» **Aim**
Exclude images, then output the remaining data verbatim.

» **Stored rows**
------------------------------------

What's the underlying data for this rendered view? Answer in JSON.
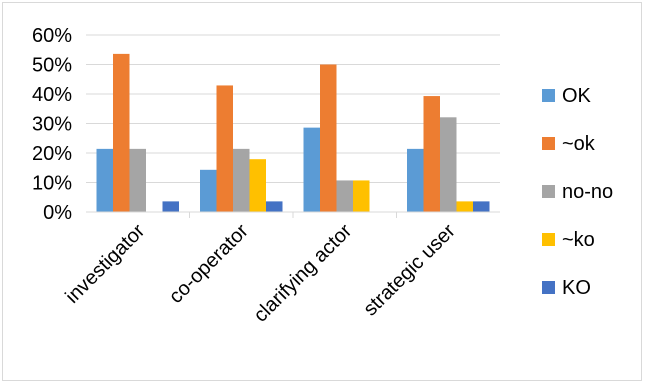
{
  "chart_data": {
    "type": "bar",
    "title": "",
    "xlabel": "",
    "ylabel": "",
    "categories": [
      "investigator",
      "co-operator",
      "clarifying actor",
      "strategic user"
    ],
    "series": [
      {
        "name": "OK",
        "color": "#5b9bd5",
        "values": [
          21.4,
          14.3,
          28.6,
          21.4
        ]
      },
      {
        "name": "~ok",
        "color": "#ed7d31",
        "values": [
          53.6,
          42.9,
          50.0,
          39.3
        ]
      },
      {
        "name": "no-no",
        "color": "#a5a5a5",
        "values": [
          21.4,
          21.4,
          10.7,
          32.1
        ]
      },
      {
        "name": "~ko",
        "color": "#ffc000",
        "values": [
          0,
          17.9,
          10.7,
          3.6
        ]
      },
      {
        "name": "KO",
        "color": "#4472c4",
        "values": [
          3.6,
          3.6,
          0,
          3.6
        ]
      }
    ],
    "ylim": [
      0,
      60
    ],
    "yticks": [
      "0%",
      "10%",
      "20%",
      "30%",
      "40%",
      "50%",
      "60%"
    ],
    "grid": true,
    "legend_position": "right"
  }
}
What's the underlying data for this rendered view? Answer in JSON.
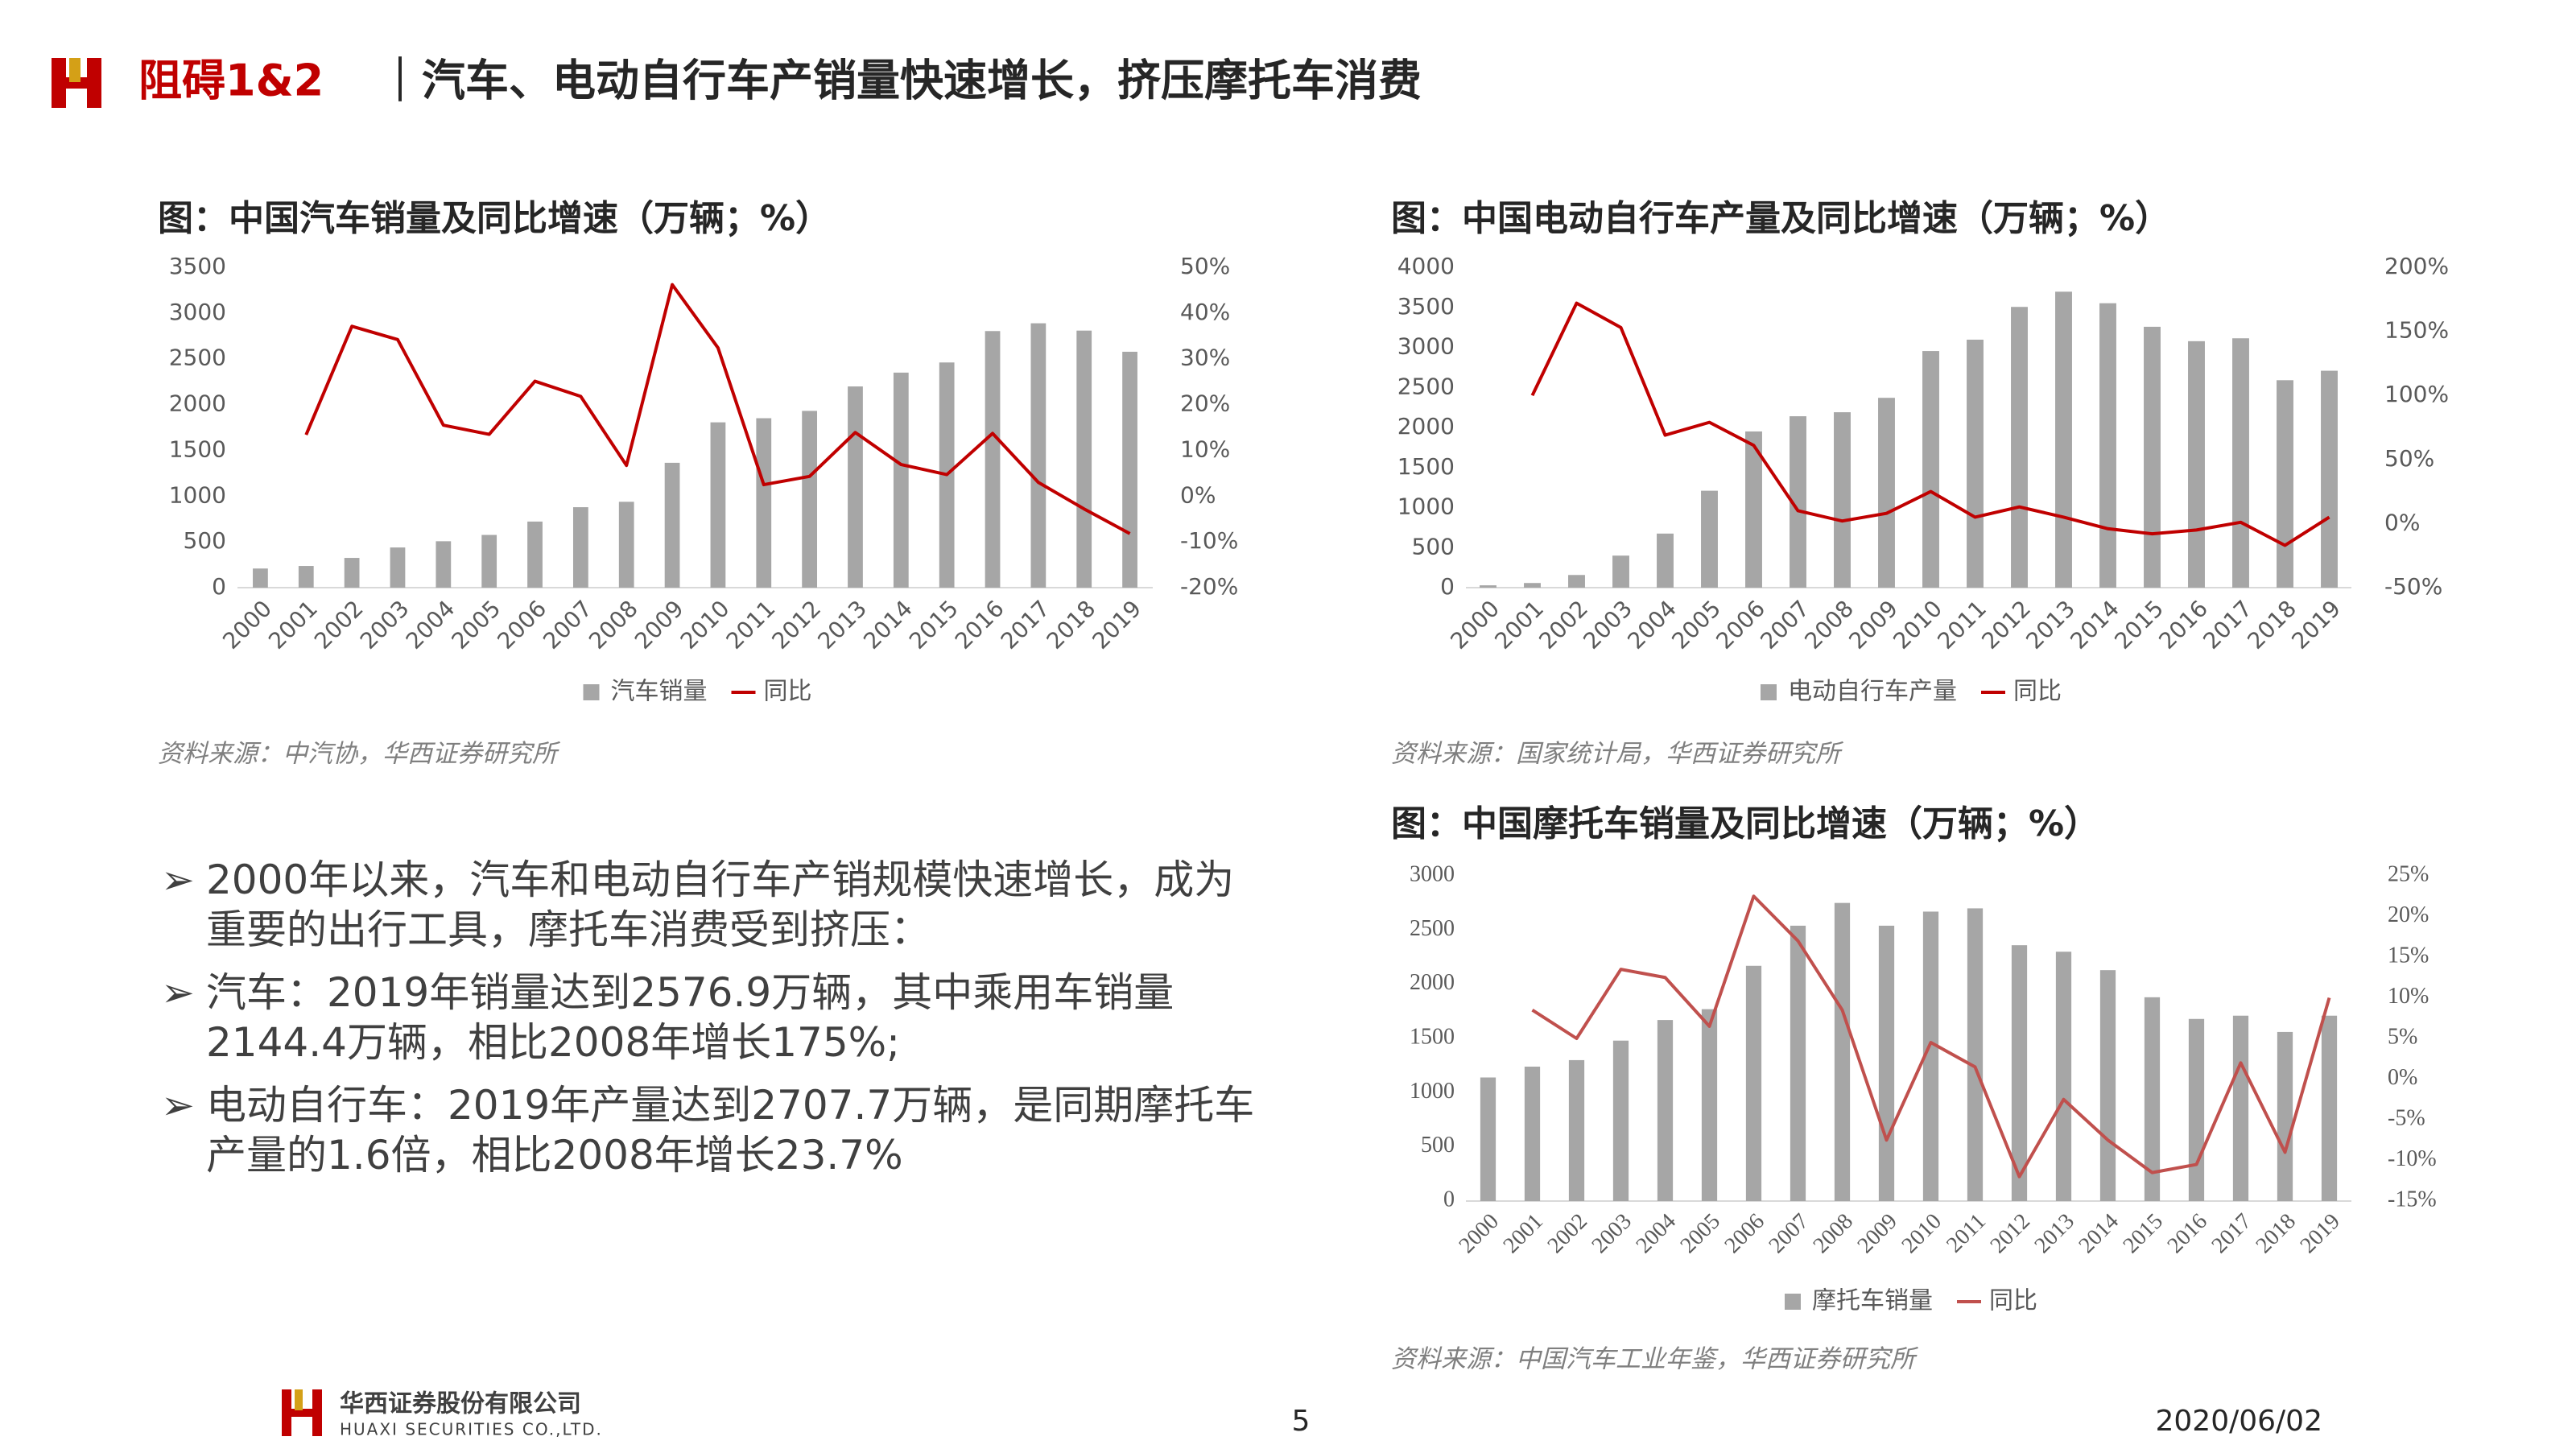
{
  "header": {
    "badge": "阻碍1&2",
    "title": "｜汽车、电动自行车产销量快速增长，挤压摩托车消费"
  },
  "chart_data": [
    {
      "type": "bar",
      "title": "图：中国汽车销量及同比增速（万辆；%）",
      "categories": [
        "2000",
        "2001",
        "2002",
        "2003",
        "2004",
        "2005",
        "2006",
        "2007",
        "2008",
        "2009",
        "2010",
        "2011",
        "2012",
        "2013",
        "2014",
        "2015",
        "2016",
        "2017",
        "2018",
        "2019"
      ],
      "series": [
        {
          "name": "汽车销量",
          "type": "bar",
          "color": "#a6a6a6",
          "values": [
            209,
            237,
            325,
            439,
            507,
            576,
            722,
            879,
            938,
            1364,
            1806,
            1851,
            1931,
            2198,
            2349,
            2460,
            2803,
            2888,
            2808,
            2577
          ]
        },
        {
          "name": "同比",
          "type": "line",
          "axis": "y2",
          "color": "#c00000",
          "values": [
            null,
            13.4,
            37.1,
            34.2,
            15.5,
            13.5,
            25.1,
            21.8,
            6.7,
            46.2,
            32.4,
            2.5,
            4.3,
            13.9,
            6.9,
            4.7,
            13.7,
            3.0,
            -2.8,
            -8.2
          ]
        }
      ],
      "ylim": [
        0,
        3500
      ],
      "yticks": [
        0,
        500,
        1000,
        1500,
        2000,
        2500,
        3000,
        3500
      ],
      "y2lim": [
        -20,
        50
      ],
      "y2ticks": [
        {
          "value": -20,
          "label": "-20%"
        },
        {
          "value": -10,
          "label": "-10%"
        },
        {
          "value": 0,
          "label": "0%"
        },
        {
          "value": 10,
          "label": "10%"
        },
        {
          "value": 20,
          "label": "20%"
        },
        {
          "value": 30,
          "label": "30%"
        },
        {
          "value": 40,
          "label": "40%"
        },
        {
          "value": 50,
          "label": "50%"
        }
      ],
      "grid": false,
      "legend": "bottom",
      "source": "资料来源：中汽协，华西证券研究所"
    },
    {
      "type": "bar",
      "title": "图：中国电动自行车产量及同比增速（万辆；%）",
      "categories": [
        "2000",
        "2001",
        "2002",
        "2003",
        "2004",
        "2005",
        "2006",
        "2007",
        "2008",
        "2009",
        "2010",
        "2011",
        "2012",
        "2013",
        "2014",
        "2015",
        "2016",
        "2017",
        "2018",
        "2019"
      ],
      "series": [
        {
          "name": "电动自行车产量",
          "type": "bar",
          "color": "#a6a6a6",
          "values": [
            29,
            58,
            158,
            400,
            675,
            1210,
            1950,
            2140,
            2190,
            2370,
            2954,
            3096,
            3505,
            3695,
            3551,
            3257,
            3077,
            3113,
            2590,
            2708
          ]
        },
        {
          "name": "同比",
          "type": "line",
          "axis": "y2",
          "color": "#c00000",
          "values": [
            null,
            100,
            172,
            153,
            69,
            79,
            61,
            10,
            2,
            8,
            25,
            5,
            13,
            5,
            -4,
            -8,
            -5,
            1,
            -17,
            5
          ]
        }
      ],
      "ylim": [
        0,
        4000
      ],
      "yticks": [
        0,
        500,
        1000,
        1500,
        2000,
        2500,
        3000,
        3500,
        4000
      ],
      "y2lim": [
        -50,
        200
      ],
      "y2ticks": [
        {
          "value": -50,
          "label": "-50%"
        },
        {
          "value": 0,
          "label": "0%"
        },
        {
          "value": 50,
          "label": "50%"
        },
        {
          "value": 100,
          "label": "100%"
        },
        {
          "value": 150,
          "label": "150%"
        },
        {
          "value": 200,
          "label": "200%"
        }
      ],
      "grid": false,
      "legend": "bottom",
      "source": "资料来源：国家统计局，华西证券研究所"
    },
    {
      "type": "bar",
      "title": "图：中国摩托车销量及同比增速（万辆；%）",
      "categories": [
        "2000",
        "2001",
        "2002",
        "2003",
        "2004",
        "2005",
        "2006",
        "2007",
        "2008",
        "2009",
        "2010",
        "2011",
        "2012",
        "2013",
        "2014",
        "2015",
        "2016",
        "2017",
        "2018",
        "2019"
      ],
      "series": [
        {
          "name": "摩托车销量",
          "type": "bar",
          "color": "#a6a6a6",
          "values": [
            1140,
            1240,
            1300,
            1480,
            1670,
            1770,
            2170,
            2540,
            2750,
            2540,
            2670,
            2700,
            2360,
            2300,
            2130,
            1880,
            1680,
            1710,
            1560,
            1710
          ]
        },
        {
          "name": "同比",
          "type": "line",
          "axis": "y2",
          "color": "#c0504d",
          "values": [
            null,
            8.5,
            5,
            13.5,
            12.5,
            6.5,
            22.5,
            17,
            8.5,
            -7.5,
            4.5,
            1.5,
            -12,
            -2.5,
            -7.5,
            -11.5,
            -10.5,
            2,
            -9,
            10
          ]
        }
      ],
      "ylim": [
        0,
        3000
      ],
      "yticks": [
        0,
        500,
        1000,
        1500,
        2000,
        2500,
        3000
      ],
      "y2lim": [
        -15,
        25
      ],
      "y2ticks": [
        {
          "value": -15,
          "label": "-15%"
        },
        {
          "value": -10,
          "label": "-10%"
        },
        {
          "value": -5,
          "label": "-5%"
        },
        {
          "value": 0,
          "label": "0%"
        },
        {
          "value": 5,
          "label": "5%"
        },
        {
          "value": 10,
          "label": "10%"
        },
        {
          "value": 15,
          "label": "15%"
        },
        {
          "value": 20,
          "label": "20%"
        },
        {
          "value": 25,
          "label": "25%"
        }
      ],
      "grid": false,
      "legend": "bottom",
      "source": "资料来源：中国汽车工业年鉴，华西证券研究所"
    }
  ],
  "bullets": [
    "2000年以来，汽车和电动自行车产销规模快速增长，成为重要的出行工具，摩托车消费受到挤压：",
    "汽车：2019年销量达到2576.9万辆，其中乘用车销量2144.4万辆，相比2008年增长175%;",
    "电动自行车：2019年产量达到2707.7万辆，是同期摩托车产量的1.6倍，相比2008年增长23.7%"
  ],
  "footer": {
    "company_cn": "华西证券股份有限公司",
    "company_en": "HUAXI SECURITIES CO.,LTD.",
    "page": "5",
    "date": "2020/06/02"
  }
}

------------------------------------

» **Output of the exercise**
What's the underlying data for this rendered view? Answer in JSON.
{
  "chart_data": {
    "type": "bar",
    "title": "",
    "xlabel": "",
    "ylabel": "",
    "categories": [
      "investigator",
      "co-operator",
      "clarifying actor",
      "strategic user"
    ],
    "series": [
      {
        "name": "OK",
        "color": "#5b9bd5",
        "values": [
          21.4,
          14.3,
          28.6,
          21.4
        ]
      },
      {
        "name": "~ok",
        "color": "#ed7d31",
        "values": [
          53.6,
          42.9,
          50.0,
          39.3
        ]
      },
      {
        "name": "no-no",
        "color": "#a5a5a5",
        "values": [
          21.4,
          21.4,
          10.7,
          32.1
        ]
      },
      {
        "name": "~ko",
        "color": "#ffc000",
        "values": [
          0,
          17.9,
          10.7,
          3.6
        ]
      },
      {
        "name": "KO",
        "color": "#4472c4",
        "values": [
          3.6,
          3.6,
          0,
          3.6
        ]
      }
    ],
    "ylim": [
      0,
      60
    ],
    "yticks": [
      "0%",
      "10%",
      "20%",
      "30%",
      "40%",
      "50%",
      "60%"
    ],
    "grid": true,
    "legend_position": "right"
  }
}
What's the underlying data for this rendered view? Answer in JSON.
{
  "header": {
    "badge": "阻碍1&2",
    "title": "｜汽车、电动自行车产销量快速增长，挤压摩托车消费"
  },
  "chart_data": [
    {
      "type": "bar",
      "title": "图：中国汽车销量及同比增速（万辆；%）",
      "categories": [
        "2000",
        "2001",
        "2002",
        "2003",
        "2004",
        "2005",
        "2006",
        "2007",
        "2008",
        "2009",
        "2010",
        "2011",
        "2012",
        "2013",
        "2014",
        "2015",
        "2016",
        "2017",
        "2018",
        "2019"
      ],
      "series": [
        {
          "name": "汽车销量",
          "type": "bar",
          "color": "#a6a6a6",
          "values": [
            209,
            237,
            325,
            439,
            507,
            576,
            722,
            879,
            938,
            1364,
            1806,
            1851,
            1931,
            2198,
            2349,
            2460,
            2803,
            2888,
            2808,
            2577
          ]
        },
        {
          "name": "同比",
          "type": "line",
          "axis": "y2",
          "color": "#c00000",
          "values": [
            null,
            13.4,
            37.1,
            34.2,
            15.5,
            13.5,
            25.1,
            21.8,
            6.7,
            46.2,
            32.4,
            2.5,
            4.3,
            13.9,
            6.9,
            4.7,
            13.7,
            3.0,
            -2.8,
            -8.2
          ]
        }
      ],
      "ylim": [
        0,
        3500
      ],
      "yticks": [
        0,
        500,
        1000,
        1500,
        2000,
        2500,
        3000,
        3500
      ],
      "y2lim": [
        -20,
        50
      ],
      "y2ticks": [
        {
          "value": -20,
          "label": "-20%"
        },
        {
          "value": -10,
          "label": "-10%"
        },
        {
          "value": 0,
          "label": "0%"
        },
        {
          "value": 10,
          "label": "10%"
        },
        {
          "value": 20,
          "label": "20%"
        },
        {
          "value": 30,
          "label": "30%"
        },
        {
          "value": 40,
          "label": "40%"
        },
        {
          "value": 50,
          "label": "50%"
        }
      ],
      "grid": false,
      "legend": "bottom",
      "source": "资料来源：中汽协，华西证券研究所"
    },
    {
      "type": "bar",
      "title": "图：中国电动自行车产量及同比增速（万辆；%）",
      "categories": [
        "2000",
        "2001",
        "2002",
        "2003",
        "2004",
        "2005",
        "2006",
        "2007",
        "2008",
        "2009",
        "2010",
        "2011",
        "2012",
        "2013",
        "2014",
        "2015",
        "2016",
        "2017",
        "2018",
        "2019"
      ],
      "series": [
        {
          "name": "电动自行车产量",
          "type": "bar",
          "color": "#a6a6a6",
          "values": [
            29,
            58,
            158,
            400,
            675,
            1210,
            1950,
            2140,
            2190,
            2370,
            2954,
            3096,
            3505,
            3695,
            3551,
            3257,
            3077,
            3113,
            2590,
            2708
          ]
        },
        {
          "name": "同比",
          "type": "line",
          "axis": "y2",
          "color": "#c00000",
          "values": [
            null,
            100,
            172,
            153,
            69,
            79,
            61,
            10,
            2,
            8,
            25,
            5,
            13,
            5,
            -4,
            -8,
            -5,
            1,
            -17,
            5
          ]
        }
      ],
      "ylim": [
        0,
        4000
      ],
      "yticks": [
        0,
        500,
        1000,
        1500,
        2000,
        2500,
        3000,
        3500,
        4000
      ],
      "y2lim": [
        -50,
        200
      ],
      "y2ticks": [
        {
          "value": -50,
          "label": "-50%"
        },
        {
          "value": 0,
          "label": "0%"
        },
        {
          "value": 50,
          "label": "50%"
        },
        {
          "value": 100,
          "label": "100%"
        },
        {
          "value": 150,
          "label": "150%"
        },
        {
          "value": 200,
          "label": "200%"
        }
      ],
      "grid": false,
      "legend": "bottom",
      "source": "资料来源：国家统计局，华西证券研究所"
    },
    {
      "type": "bar",
      "title": "图：中国摩托车销量及同比增速（万辆；%）",
      "categories": [
        "2000",
        "2001",
        "2002",
        "2003",
        "2004",
        "2005",
        "2006",
        "2007",
        "2008",
        "2009",
        "2010",
        "2011",
        "2012",
        "2013",
        "2014",
        "2015",
        "2016",
        "2017",
        "2018",
        "2019"
      ],
      "series": [
        {
          "name": "摩托车销量",
          "type": "bar",
          "color": "#a6a6a6",
          "values": [
            1140,
            1240,
            1300,
            1480,
            1670,
            1770,
            2170,
            2540,
            2750,
            2540,
            2670,
            2700,
            2360,
            2300,
            2130,
            1880,
            1680,
            1710,
            1560,
            1710
          ]
        },
        {
          "name": "同比",
          "type": "line",
          "axis": "y2",
          "color": "#c0504d",
          "values": [
            null,
            8.5,
            5,
            13.5,
            12.5,
            6.5,
            22.5,
            17,
            8.5,
            -7.5,
            4.5,
            1.5,
            -12,
            -2.5,
            -7.5,
            -11.5,
            -10.5,
            2,
            -9,
            10
          ]
        }
      ],
      "ylim": [
        0,
        3000
      ],
      "yticks": [
        0,
        500,
        1000,
        1500,
        2000,
        2500,
        3000
      ],
      "y2lim": [
        -15,
        25
      ],
      "y2ticks": [
        {
          "value": -15,
          "label": "-15%"
        },
        {
          "value": -10,
          "label": "-10%"
        },
        {
          "value": -5,
          "label": "-5%"
        },
        {
          "value": 0,
          "label": "0%"
        },
        {
          "value": 5,
          "label": "5%"
        },
        {
          "value": 10,
          "label": "10%"
        },
        {
          "value": 15,
          "label": "15%"
        },
        {
          "value": 20,
          "label": "20%"
        },
        {
          "value": 25,
          "label": "25%"
        }
      ],
      "grid": false,
      "legend": "bottom",
      "source": "资料来源：中国汽车工业年鉴，华西证券研究所"
    }
  ],
  "bullets": [
    "2000年以来，汽车和电动自行车产销规模快速增长，成为重要的出行工具，摩托车消费受到挤压：",
    "汽车：2019年销量达到2576.9万辆，其中乘用车销量2144.4万辆，相比2008年增长175%;",
    "电动自行车：2019年产量达到2707.7万辆，是同期摩托车产量的1.6倍，相比2008年增长23.7%"
  ],
  "footer": {
    "company_cn": "华西证券股份有限公司",
    "company_en": "HUAXI SECURITIES CO.,LTD.",
    "page": "5",
    "date": "2020/06/02"
  }
}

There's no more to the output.